Provided data:
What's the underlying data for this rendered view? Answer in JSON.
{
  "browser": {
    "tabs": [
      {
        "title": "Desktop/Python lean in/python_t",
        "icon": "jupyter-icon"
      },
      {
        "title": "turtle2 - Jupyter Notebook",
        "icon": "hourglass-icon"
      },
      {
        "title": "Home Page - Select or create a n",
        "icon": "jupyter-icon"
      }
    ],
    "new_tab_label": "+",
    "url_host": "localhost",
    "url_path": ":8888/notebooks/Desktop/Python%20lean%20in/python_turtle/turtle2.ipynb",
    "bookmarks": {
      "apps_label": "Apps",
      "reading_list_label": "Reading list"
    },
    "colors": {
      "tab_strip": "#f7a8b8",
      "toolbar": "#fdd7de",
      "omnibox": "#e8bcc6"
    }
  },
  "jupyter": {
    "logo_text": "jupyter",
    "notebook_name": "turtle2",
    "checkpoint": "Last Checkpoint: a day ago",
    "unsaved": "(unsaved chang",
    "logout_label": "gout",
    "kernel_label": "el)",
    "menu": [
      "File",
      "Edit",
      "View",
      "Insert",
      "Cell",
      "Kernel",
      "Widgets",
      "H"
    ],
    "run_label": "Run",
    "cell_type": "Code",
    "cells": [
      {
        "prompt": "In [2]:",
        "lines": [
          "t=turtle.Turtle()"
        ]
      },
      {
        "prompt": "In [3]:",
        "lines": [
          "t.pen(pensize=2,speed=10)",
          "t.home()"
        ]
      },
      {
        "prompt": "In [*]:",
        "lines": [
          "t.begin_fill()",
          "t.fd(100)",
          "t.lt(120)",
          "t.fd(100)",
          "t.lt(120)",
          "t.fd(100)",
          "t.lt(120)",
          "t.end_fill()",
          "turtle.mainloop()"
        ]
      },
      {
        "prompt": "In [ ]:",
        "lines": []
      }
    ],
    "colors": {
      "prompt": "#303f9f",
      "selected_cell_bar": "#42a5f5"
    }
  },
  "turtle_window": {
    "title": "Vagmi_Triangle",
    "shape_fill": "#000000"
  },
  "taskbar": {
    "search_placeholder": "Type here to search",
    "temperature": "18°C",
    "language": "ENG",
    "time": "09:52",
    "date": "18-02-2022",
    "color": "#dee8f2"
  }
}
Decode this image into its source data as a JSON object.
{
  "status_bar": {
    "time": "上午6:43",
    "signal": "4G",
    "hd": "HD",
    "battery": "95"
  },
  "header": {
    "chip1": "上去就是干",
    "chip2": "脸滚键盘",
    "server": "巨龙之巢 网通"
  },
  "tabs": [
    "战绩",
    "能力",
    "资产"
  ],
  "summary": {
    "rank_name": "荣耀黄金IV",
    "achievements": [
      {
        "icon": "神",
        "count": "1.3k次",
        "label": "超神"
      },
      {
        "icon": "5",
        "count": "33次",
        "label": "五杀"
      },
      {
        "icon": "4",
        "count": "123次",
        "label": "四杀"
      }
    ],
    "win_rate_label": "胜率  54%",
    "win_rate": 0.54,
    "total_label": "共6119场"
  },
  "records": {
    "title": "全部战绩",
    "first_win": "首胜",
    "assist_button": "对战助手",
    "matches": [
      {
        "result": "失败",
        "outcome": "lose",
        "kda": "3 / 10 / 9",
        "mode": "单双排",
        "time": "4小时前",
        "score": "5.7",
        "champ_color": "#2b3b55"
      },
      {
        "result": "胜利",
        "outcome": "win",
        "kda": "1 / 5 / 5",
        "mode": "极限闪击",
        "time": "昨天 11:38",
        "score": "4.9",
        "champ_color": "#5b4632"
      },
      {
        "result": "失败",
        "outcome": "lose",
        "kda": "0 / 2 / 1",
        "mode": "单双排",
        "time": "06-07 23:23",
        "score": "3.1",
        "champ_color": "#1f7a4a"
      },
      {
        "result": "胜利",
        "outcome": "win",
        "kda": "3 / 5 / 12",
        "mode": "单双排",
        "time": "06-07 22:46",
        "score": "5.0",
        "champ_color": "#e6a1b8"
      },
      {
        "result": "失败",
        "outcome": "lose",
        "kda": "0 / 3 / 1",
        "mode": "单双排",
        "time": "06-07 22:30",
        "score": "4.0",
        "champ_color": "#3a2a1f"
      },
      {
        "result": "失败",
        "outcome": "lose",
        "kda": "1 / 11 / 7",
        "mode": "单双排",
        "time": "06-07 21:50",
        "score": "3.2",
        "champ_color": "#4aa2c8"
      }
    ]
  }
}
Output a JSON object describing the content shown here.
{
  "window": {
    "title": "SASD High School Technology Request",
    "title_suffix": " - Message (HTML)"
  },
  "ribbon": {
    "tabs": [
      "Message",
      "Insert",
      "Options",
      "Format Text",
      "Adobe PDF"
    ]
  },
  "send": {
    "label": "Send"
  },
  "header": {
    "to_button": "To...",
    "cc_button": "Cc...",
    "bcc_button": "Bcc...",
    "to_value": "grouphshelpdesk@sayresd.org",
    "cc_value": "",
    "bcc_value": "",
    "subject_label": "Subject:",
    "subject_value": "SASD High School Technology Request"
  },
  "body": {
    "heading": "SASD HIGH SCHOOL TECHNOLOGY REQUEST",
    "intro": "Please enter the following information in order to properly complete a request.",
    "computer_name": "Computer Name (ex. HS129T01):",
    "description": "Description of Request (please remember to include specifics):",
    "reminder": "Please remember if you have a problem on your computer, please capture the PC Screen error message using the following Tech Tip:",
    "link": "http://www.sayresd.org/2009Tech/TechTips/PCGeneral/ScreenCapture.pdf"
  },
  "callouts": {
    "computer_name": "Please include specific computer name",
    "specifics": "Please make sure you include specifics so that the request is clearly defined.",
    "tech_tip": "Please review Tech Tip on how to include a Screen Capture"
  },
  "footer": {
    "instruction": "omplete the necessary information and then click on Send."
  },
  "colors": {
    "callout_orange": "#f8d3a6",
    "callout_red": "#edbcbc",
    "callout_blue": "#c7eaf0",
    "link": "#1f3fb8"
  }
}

The exercise:
Repeat the listing above without any change.

Full response:
What's the underlying data for this rendered view? Answer in JSON.
{
  "browser": {
    "tabs": [
      {
        "title": "Desktop/Python lean in/python_t",
        "icon": "jupyter-icon"
      },
      {
        "title": "turtle2 - Jupyter Notebook",
        "icon": "hourglass-icon"
      },
      {
        "title": "Home Page - Select or create a n",
        "icon": "jupyter-icon"
      }
    ],
    "new_tab_label": "+",
    "url_host": "localhost",
    "url_path": ":8888/notebooks/Desktop/Python%20lean%20in/python_turtle/turtle2.ipynb",
    "bookmarks": {
      "apps_label": "Apps",
      "reading_list_label": "Reading list"
    },
    "colors": {
      "tab_strip": "#f7a8b8",
      "toolbar": "#fdd7de",
      "omnibox": "#e8bcc6"
    }
  },
  "jupyter": {
    "logo_text": "jupyter",
    "notebook_name": "turtle2",
    "checkpoint": "Last Checkpoint: a day ago",
    "unsaved": "(unsaved chang",
    "logout_label": "gout",
    "kernel_label": "el)",
    "menu": [
      "File",
      "Edit",
      "View",
      "Insert",
      "Cell",
      "Kernel",
      "Widgets",
      "H"
    ],
    "run_label": "Run",
    "cell_type": "Code",
    "cells": [
      {
        "prompt": "In [2]:",
        "lines": [
          "t=turtle.Turtle()"
        ]
      },
      {
        "prompt": "In [3]:",
        "lines": [
          "t.pen(pensize=2,speed=10)",
          "t.home()"
        ]
      },
      {
        "prompt": "In [*]:",
        "lines": [
          "t.begin_fill()",
          "t.fd(100)",
          "t.lt(120)",
          "t.fd(100)",
          "t.lt(120)",
          "t.fd(100)",
          "t.lt(120)",
          "t.end_fill()",
          "turtle.mainloop()"
        ]
      },
      {
        "prompt": "In [ ]:",
        "lines": []
      }
    ],
    "colors": {
      "prompt": "#303f9f",
      "selected_cell_bar": "#42a5f5"
    }
  },
  "turtle_window": {
    "title": "Vagmi_Triangle",
    "shape_fill": "#000000"
  },
  "taskbar": {
    "search_placeholder": "Type here to search",
    "temperature": "18°C",
    "language": "ENG",
    "time": "09:52",
    "date": "18-02-2022",
    "color": "#dee8f2"
  }
}
Decode this image into its source data as a JSON object.
{
  "status_bar": {
    "time": "上午6:43",
    "signal": "4G",
    "hd": "HD",
    "battery": "95"
  },
  "header": {
    "chip1": "上去就是干",
    "chip2": "脸滚键盘",
    "server": "巨龙之巢 网通"
  },
  "tabs": [
    "战绩",
    "能力",
    "资产"
  ],
  "summary": {
    "rank_name": "荣耀黄金IV",
    "achievements": [
      {
        "icon": "神",
        "count": "1.3k次",
        "label": "超神"
      },
      {
        "icon": "5",
        "count": "33次",
        "label": "五杀"
      },
      {
        "icon": "4",
        "count": "123次",
        "label": "四杀"
      }
    ],
    "win_rate_label": "胜率  54%",
    "win_rate": 0.54,
    "total_label": "共6119场"
  },
  "records": {
    "title": "全部战绩",
    "first_win": "首胜",
    "assist_button": "对战助手",
    "matches": [
      {
        "result": "失败",
        "outcome": "lose",
        "kda": "3 / 10 / 9",
        "mode": "单双排",
        "time": "4小时前",
        "score": "5.7",
        "champ_color": "#2b3b55"
      },
      {
        "result": "胜利",
        "outcome": "win",
        "kda": "1 / 5 / 5",
        "mode": "极限闪击",
        "time": "昨天 11:38",
        "score": "4.9",
        "champ_color": "#5b4632"
      },
      {
        "result": "失败",
        "outcome": "lose",
        "kda": "0 / 2 / 1",
        "mode": "单双排",
        "time": "06-07 23:23",
        "score": "3.1",
        "champ_color": "#1f7a4a"
      },
      {
        "result": "胜利",
        "outcome": "win",
        "kda": "3 / 5 / 12",
        "mode": "单双排",
        "time": "06-07 22:46",
        "score": "5.0",
        "champ_color": "#e6a1b8"
      },
      {
        "result": "失败",
        "outcome": "lose",
        "kda": "0 / 3 / 1",
        "mode": "单双排",
        "time": "06-07 22:30",
        "score": "4.0",
        "champ_color": "#3a2a1f"
      },
      {
        "result": "失败",
        "outcome": "lose",
        "kda": "1 / 11 / 7",
        "mode": "单双排",
        "time": "06-07 21:50",
        "score": "3.2",
        "champ_color": "#4aa2c8"
      }
    ]
  }
}
Output a JSON object describing the content shown here.
{
  "window": {
    "title": "SASD High School Technology Request",
    "title_suffix": " - Message (HTML)"
  },
  "ribbon": {
    "tabs": [
      "Message",
      "Insert",
      "Options",
      "Format Text",
      "Adobe PDF"
    ]
  },
  "send": {
    "label": "Send"
  },
  "header": {
    "to_button": "To...",
    "cc_button": "Cc...",
    "bcc_button": "Bcc...",
    "to_value": "grouphshelpdesk@sayresd.org",
    "cc_value": "",
    "bcc_value": "",
    "subject_label": "Subject:",
    "subject_value": "SASD High School Technology Request"
  },
  "body": {
    "heading": "SASD HIGH SCHOOL TECHNOLOGY REQUEST",
    "intro": "Please enter the following information in order to properly complete a request.",
    "computer_name": "Computer Name (ex. HS129T01):",
    "description": "Description of Request (please remember to include specifics):",
    "reminder": "Please remember if you have a problem on your computer, please capture the PC Screen error message using the following Tech Tip:",
    "link": "http://www.sayresd.org/2009Tech/TechTips/PCGeneral/ScreenCapture.pdf"
  },
  "callouts": {
    "computer_name": "Please include specific computer name",
    "specifics": "Please make sure you include specifics so that the request is clearly defined.",
    "tech_tip": "Please review Tech Tip on how to include a Screen Capture"
  },
  "footer": {
    "instruction": "omplete the necessary information and then click on Send."
  },
  "colors": {
    "callout_orange": "#f8d3a6",
    "callout_red": "#edbcbc",
    "callout_blue": "#c7eaf0",
    "link": "#1f3fb8"
  }
}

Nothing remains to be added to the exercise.